# [Problem details]
Transcribe the entries that follow, word for word.

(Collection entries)
►

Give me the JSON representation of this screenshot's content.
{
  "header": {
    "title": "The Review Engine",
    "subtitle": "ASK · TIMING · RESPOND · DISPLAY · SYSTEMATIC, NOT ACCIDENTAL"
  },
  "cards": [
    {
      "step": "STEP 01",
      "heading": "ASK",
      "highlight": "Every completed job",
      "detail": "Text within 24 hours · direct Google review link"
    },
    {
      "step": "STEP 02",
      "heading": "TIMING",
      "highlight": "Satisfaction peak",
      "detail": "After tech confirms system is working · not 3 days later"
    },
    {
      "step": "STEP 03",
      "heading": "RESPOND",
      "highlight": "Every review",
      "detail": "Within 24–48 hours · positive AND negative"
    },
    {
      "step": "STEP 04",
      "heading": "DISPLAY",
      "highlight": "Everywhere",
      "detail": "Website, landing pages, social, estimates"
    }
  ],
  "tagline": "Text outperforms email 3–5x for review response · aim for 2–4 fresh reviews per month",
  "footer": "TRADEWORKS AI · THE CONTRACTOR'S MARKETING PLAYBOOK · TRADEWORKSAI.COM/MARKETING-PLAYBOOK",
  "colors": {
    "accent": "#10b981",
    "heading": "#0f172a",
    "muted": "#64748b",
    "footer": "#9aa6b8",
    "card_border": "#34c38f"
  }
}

◄

# [Correct response]
Give me the JSON representation of this screenshot's content.
{
  "header": {
    "title": "The Review Engine",
    "subtitle": "ASK · TIMING · RESPOND · DISPLAY · SYSTEMATIC, NOT ACCIDENTAL"
  },
  "cards": [
    {
      "step": "STEP 01",
      "heading": "ASK",
      "highlight": "Every completed job",
      "detail": "Text within 24 hours · direct Google review link"
    },
    {
      "step": "STEP 02",
      "heading": "TIMING",
      "highlight": "Satisfaction peak",
      "detail": "After tech confirms system is working · not 3 days later"
    },
    {
      "step": "STEP 03",
      "heading": "RESPOND",
      "highlight": "Every review",
      "detail": "Within 24–48 hours · positive AND negative"
    },
    {
      "step": "STEP 04",
      "heading": "DISPLAY",
      "highlight": "Everywhere",
      "detail": "Website, landing pages, social, estimates"
    }
  ],
  "tagline": "Text outperforms email 3–5x for review response · aim for 2–4 fresh reviews per month",
  "footer": "TRADEWORKS AI · THE CONTRACTOR'S MARKETING PLAYBOOK · TRADEWORKSAI.COM/MARKETING-PLAYBOOK",
  "colors": {
    "accent": "#10b981",
    "heading": "#0f172a",
    "muted": "#64748b",
    "footer": "#9aa6b8",
    "card_border": "#34c38f"
  }
}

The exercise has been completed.